PROMPT: All of the records below must be output exactly, with no pictures carried over.

RECORDS TO USE:
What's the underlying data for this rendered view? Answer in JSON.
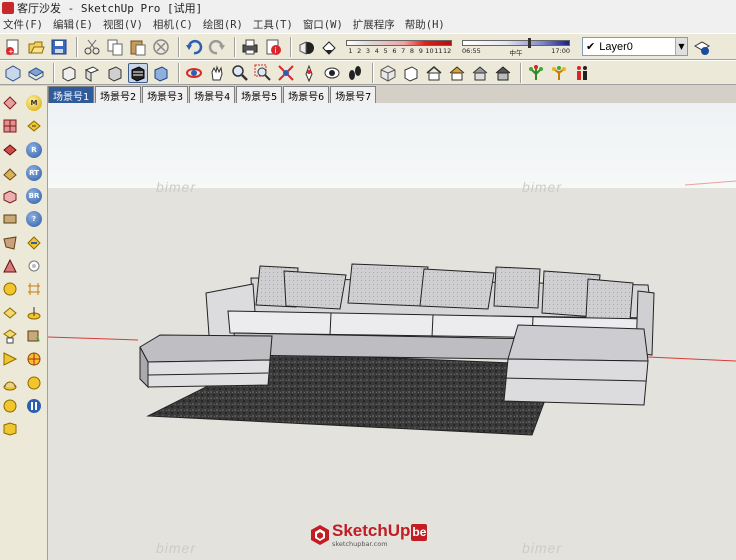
{
  "window": {
    "title": "客厅沙发 - SketchUp Pro [试用]"
  },
  "menu": [
    "文件(F)",
    "编辑(E)",
    "视图(V)",
    "相机(C)",
    "绘图(R)",
    "工具(T)",
    "窗口(W)",
    "扩展程序",
    "帮助(H)"
  ],
  "toolbar1": {
    "icons": [
      "new-file-icon",
      "open-file-icon",
      "save-icon",
      "cut-icon",
      "copy-icon",
      "paste-icon",
      "erase-icon",
      "undo-icon",
      "redo-icon",
      "print-icon",
      "model-info-icon",
      "camera-icon",
      "paint-icon"
    ],
    "month_ticks": [
      "1",
      "2",
      "3",
      "4",
      "5",
      "6",
      "7",
      "8",
      "9",
      "10",
      "11",
      "12"
    ],
    "time_start": "06:55",
    "time_mid": "中午",
    "time_end": "17:00",
    "layer_current": "Layer0",
    "layer_check": "✔"
  },
  "toolbar2": {
    "icons": [
      "iso-view-icon",
      "top-view-icon",
      "front-view-icon",
      "right-view-icon",
      "back-view-icon",
      "left-view-icon",
      "orbit-icon",
      "pan-icon",
      "zoom-icon",
      "zoom-window-icon",
      "zoom-extents-icon",
      "position-camera-icon",
      "look-around-icon",
      "walk-icon",
      "xray-icon",
      "wireframe-style-icon",
      "hidden-line-icon",
      "shaded-icon",
      "shaded-texture-icon",
      "monochrome-icon",
      "components-icon",
      "plant-icon",
      "people-icon"
    ]
  },
  "scenes": [
    "场景号1",
    "场景号2",
    "场景号3",
    "场景号4",
    "场景号5",
    "场景号6",
    "场景号7"
  ],
  "left_toolbar": {
    "col1": [
      "select-icon",
      "component-icon",
      "paint-bucket-icon",
      "eraser-icon",
      "rectangle-icon",
      "line-icon",
      "circle-icon",
      "arc-icon",
      "polygon-icon",
      "freehand-icon",
      "move-icon",
      "push-pull-icon",
      "rotate-icon",
      "follow-me-icon",
      "scale-icon",
      "offset-icon"
    ],
    "col2": [
      "M",
      "tape-measure-icon",
      "R",
      "RT",
      "BR",
      "?",
      "protractor-icon",
      "axes-icon",
      "dimension-icon",
      "text-icon",
      "3d-text-icon",
      "section-icon",
      "walk-icon",
      "pause-icon"
    ]
  },
  "watermark_text": "bimer",
  "brand": {
    "name": "SketchUp",
    "suffix": "be",
    "url": "sketchupbar.com"
  },
  "colors": {
    "selected_tab": "#2f5b9b",
    "red_axis": "#d83a3a",
    "brand_red": "#c21d22"
  }
}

TASK RESPONSE:
What's the underlying data for this rendered view? Answer in JSON.
{
  "window": {
    "title": "客厅沙发 - SketchUp Pro [试用]"
  },
  "menu": [
    "文件(F)",
    "编辑(E)",
    "视图(V)",
    "相机(C)",
    "绘图(R)",
    "工具(T)",
    "窗口(W)",
    "扩展程序",
    "帮助(H)"
  ],
  "toolbar1": {
    "icons": [
      "new-file-icon",
      "open-file-icon",
      "save-icon",
      "cut-icon",
      "copy-icon",
      "paste-icon",
      "erase-icon",
      "undo-icon",
      "redo-icon",
      "print-icon",
      "model-info-icon",
      "camera-icon",
      "paint-icon"
    ],
    "month_ticks": [
      "1",
      "2",
      "3",
      "4",
      "5",
      "6",
      "7",
      "8",
      "9",
      "10",
      "11",
      "12"
    ],
    "time_start": "06:55",
    "time_mid": "中午",
    "time_end": "17:00",
    "layer_current": "Layer0",
    "layer_check": "✔"
  },
  "toolbar2": {
    "icons": [
      "iso-view-icon",
      "top-view-icon",
      "front-view-icon",
      "right-view-icon",
      "back-view-icon",
      "left-view-icon",
      "orbit-icon",
      "pan-icon",
      "zoom-icon",
      "zoom-window-icon",
      "zoom-extents-icon",
      "position-camera-icon",
      "look-around-icon",
      "walk-icon",
      "xray-icon",
      "wireframe-style-icon",
      "hidden-line-icon",
      "shaded-icon",
      "shaded-texture-icon",
      "monochrome-icon",
      "components-icon",
      "plant-icon",
      "people-icon"
    ]
  },
  "scenes": [
    "场景号1",
    "场景号2",
    "场景号3",
    "场景号4",
    "场景号5",
    "场景号6",
    "场景号7"
  ],
  "left_toolbar": {
    "col1": [
      "select-icon",
      "component-icon",
      "paint-bucket-icon",
      "eraser-icon",
      "rectangle-icon",
      "line-icon",
      "circle-icon",
      "arc-icon",
      "polygon-icon",
      "freehand-icon",
      "move-icon",
      "push-pull-icon",
      "rotate-icon",
      "follow-me-icon",
      "scale-icon",
      "offset-icon"
    ],
    "col2": [
      "M",
      "tape-measure-icon",
      "R",
      "RT",
      "BR",
      "?",
      "protractor-icon",
      "axes-icon",
      "dimension-icon",
      "text-icon",
      "3d-text-icon",
      "section-icon",
      "walk-icon",
      "pause-icon"
    ]
  },
  "watermark_text": "bimer",
  "brand": {
    "name": "SketchUp",
    "suffix": "be",
    "url": "sketchupbar.com"
  },
  "colors": {
    "selected_tab": "#2f5b9b",
    "red_axis": "#d83a3a",
    "brand_red": "#c21d22"
  }
}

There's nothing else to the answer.